# EXERCISE MATERIAL
******
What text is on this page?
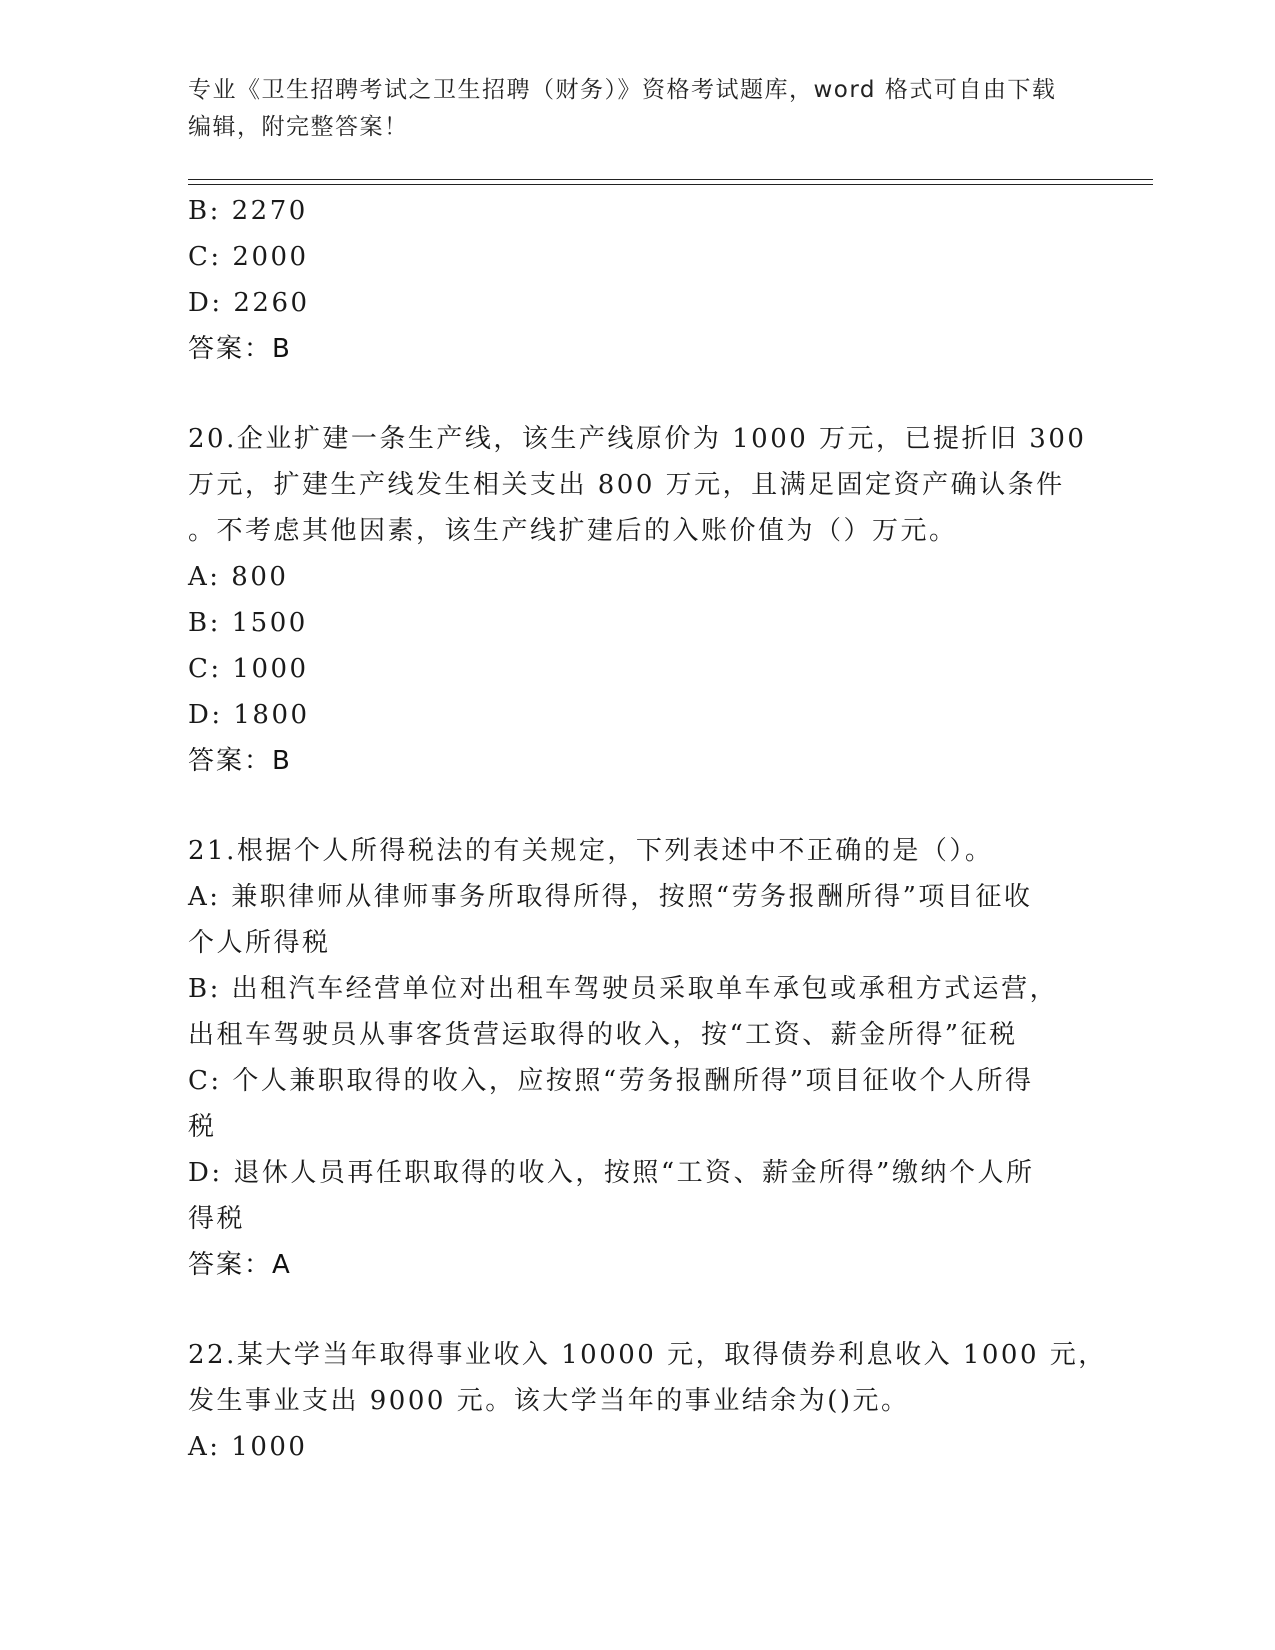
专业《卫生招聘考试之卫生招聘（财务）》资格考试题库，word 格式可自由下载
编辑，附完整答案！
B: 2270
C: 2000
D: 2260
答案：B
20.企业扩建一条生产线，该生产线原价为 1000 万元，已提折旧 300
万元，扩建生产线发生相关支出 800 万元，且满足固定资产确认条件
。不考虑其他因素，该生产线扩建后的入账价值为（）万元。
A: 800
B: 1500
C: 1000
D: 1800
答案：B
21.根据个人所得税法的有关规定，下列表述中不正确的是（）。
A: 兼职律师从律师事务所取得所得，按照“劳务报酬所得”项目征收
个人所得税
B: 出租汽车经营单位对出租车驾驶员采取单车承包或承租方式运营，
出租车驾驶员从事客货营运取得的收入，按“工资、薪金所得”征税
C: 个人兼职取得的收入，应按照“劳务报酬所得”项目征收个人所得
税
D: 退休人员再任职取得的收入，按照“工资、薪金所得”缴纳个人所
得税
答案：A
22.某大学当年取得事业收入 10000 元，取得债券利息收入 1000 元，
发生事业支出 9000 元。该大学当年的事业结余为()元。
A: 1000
******
# JOB
Search the material above for "薪金所得". Pull out each line where it shows up.

# OUTPUT OF THE TASK
出租车驾驶员从事客货营运取得的收入，按“工资、薪金所得”征税
D: 退休人员再任职取得的收入，按照“工资、薪金所得”缴纳个人所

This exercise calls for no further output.